Set all the material down again unchanged, without the pictures.

· · ·

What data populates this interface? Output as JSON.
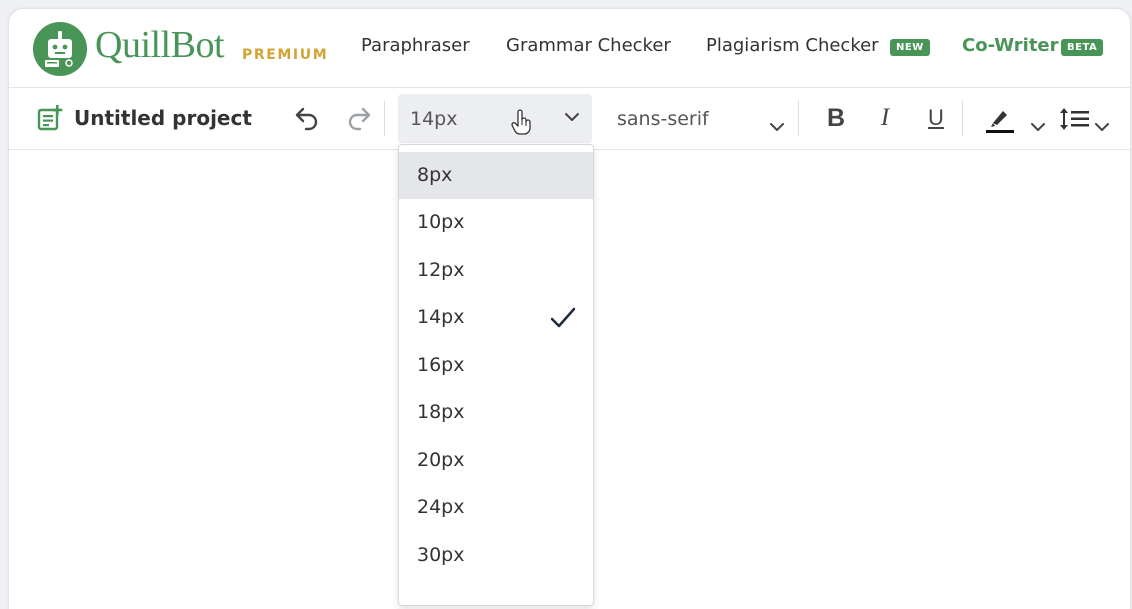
{
  "app": {
    "brand": "QuillBot",
    "tier": "PREMIUM",
    "colors": {
      "green": "#499557",
      "gold": "#d3a434"
    }
  },
  "nav": {
    "items": [
      {
        "label": "Paraphraser"
      },
      {
        "label": "Grammar Checker"
      },
      {
        "label": "Plagiarism Checker",
        "badge": "NEW"
      },
      {
        "label": "Co-Writer",
        "badge": "BETA",
        "active": true
      }
    ]
  },
  "toolbar": {
    "project_title": "Untitled project",
    "font_size": "14px",
    "font_family": "sans-serif",
    "bold": "B",
    "italic": "I",
    "underline": "U"
  },
  "font_size_menu": {
    "options": [
      "8px",
      "10px",
      "12px",
      "14px",
      "16px",
      "18px",
      "20px",
      "24px",
      "30px"
    ],
    "selected": "14px",
    "hovered": "8px"
  }
}
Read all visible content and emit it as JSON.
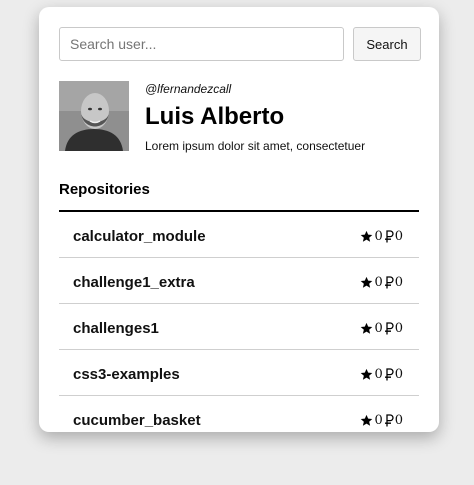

· · ·

**Result**:
What data populates this interface? Output as JSON.
{
  "app": {
    "brand": "QuillBot",
    "tier": "PREMIUM",
    "colors": {
      "green": "#499557",
      "gold": "#d3a434"
    }
  },
  "nav": {
    "items": [
      {
        "label": "Paraphraser"
      },
      {
        "label": "Grammar Checker"
      },
      {
        "label": "Plagiarism Checker",
        "badge": "NEW"
      },
      {
        "label": "Co-Writer",
        "badge": "BETA",
        "active": true
      }
    ]
  },
  "toolbar": {
    "project_title": "Untitled project",
    "font_size": "14px",
    "font_family": "sans-serif",
    "bold": "B",
    "italic": "I",
    "underline": "U"
  },
  "font_size_menu": {
    "options": [
      "8px",
      "10px",
      "12px",
      "14px",
      "16px",
      "18px",
      "20px",
      "24px",
      "30px"
    ],
    "selected": "14px",
    "hovered": "8px"
  }
}
Read all visible content and emit it as JSON.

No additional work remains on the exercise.